§ EXERCISE INPUT:
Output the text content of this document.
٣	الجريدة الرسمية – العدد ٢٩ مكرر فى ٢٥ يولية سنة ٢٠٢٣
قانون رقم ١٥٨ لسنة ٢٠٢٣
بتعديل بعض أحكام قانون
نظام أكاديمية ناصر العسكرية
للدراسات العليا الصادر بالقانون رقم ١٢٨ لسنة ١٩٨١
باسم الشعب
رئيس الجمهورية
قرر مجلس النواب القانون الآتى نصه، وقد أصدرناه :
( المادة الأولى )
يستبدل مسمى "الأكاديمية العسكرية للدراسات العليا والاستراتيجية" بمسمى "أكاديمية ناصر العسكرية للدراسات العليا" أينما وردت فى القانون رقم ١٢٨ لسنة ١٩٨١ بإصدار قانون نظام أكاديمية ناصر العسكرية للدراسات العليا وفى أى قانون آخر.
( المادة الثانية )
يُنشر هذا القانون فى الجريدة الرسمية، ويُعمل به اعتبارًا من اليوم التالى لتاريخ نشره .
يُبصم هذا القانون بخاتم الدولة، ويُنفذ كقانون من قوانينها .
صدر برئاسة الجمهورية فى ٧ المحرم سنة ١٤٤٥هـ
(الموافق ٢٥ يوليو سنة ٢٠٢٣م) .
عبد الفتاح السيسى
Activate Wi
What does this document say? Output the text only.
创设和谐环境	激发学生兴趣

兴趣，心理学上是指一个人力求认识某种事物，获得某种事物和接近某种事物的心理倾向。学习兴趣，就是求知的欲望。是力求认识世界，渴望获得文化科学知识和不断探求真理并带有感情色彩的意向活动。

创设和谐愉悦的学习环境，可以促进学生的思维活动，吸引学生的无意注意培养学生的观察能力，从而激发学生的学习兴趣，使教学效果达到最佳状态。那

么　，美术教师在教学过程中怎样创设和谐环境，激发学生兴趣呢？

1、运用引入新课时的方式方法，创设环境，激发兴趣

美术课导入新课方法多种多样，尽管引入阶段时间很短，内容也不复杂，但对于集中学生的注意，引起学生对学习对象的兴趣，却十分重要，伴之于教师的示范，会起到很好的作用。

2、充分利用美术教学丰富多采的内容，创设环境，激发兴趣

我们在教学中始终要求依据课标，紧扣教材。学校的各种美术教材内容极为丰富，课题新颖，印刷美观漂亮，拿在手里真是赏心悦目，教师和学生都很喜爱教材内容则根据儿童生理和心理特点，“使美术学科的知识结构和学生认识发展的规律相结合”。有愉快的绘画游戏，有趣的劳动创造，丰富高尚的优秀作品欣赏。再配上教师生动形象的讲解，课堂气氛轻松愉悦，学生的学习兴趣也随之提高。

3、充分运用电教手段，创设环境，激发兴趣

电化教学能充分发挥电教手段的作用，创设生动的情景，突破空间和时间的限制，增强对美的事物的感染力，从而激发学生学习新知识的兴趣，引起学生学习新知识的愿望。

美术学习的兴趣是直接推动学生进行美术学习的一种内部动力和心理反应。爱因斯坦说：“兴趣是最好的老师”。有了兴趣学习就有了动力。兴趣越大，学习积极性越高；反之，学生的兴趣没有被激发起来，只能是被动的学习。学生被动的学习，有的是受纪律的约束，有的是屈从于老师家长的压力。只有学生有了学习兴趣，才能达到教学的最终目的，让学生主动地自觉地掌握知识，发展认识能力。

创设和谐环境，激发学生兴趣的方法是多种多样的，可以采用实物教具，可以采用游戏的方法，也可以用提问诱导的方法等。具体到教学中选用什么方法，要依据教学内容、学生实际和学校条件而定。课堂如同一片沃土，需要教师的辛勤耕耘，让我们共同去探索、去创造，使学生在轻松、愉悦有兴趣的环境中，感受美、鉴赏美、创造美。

§ SET EXERCISE:
Give the number of lines in the records that contain the string "نظام", and nothing besides.

§ THE RESULT:
2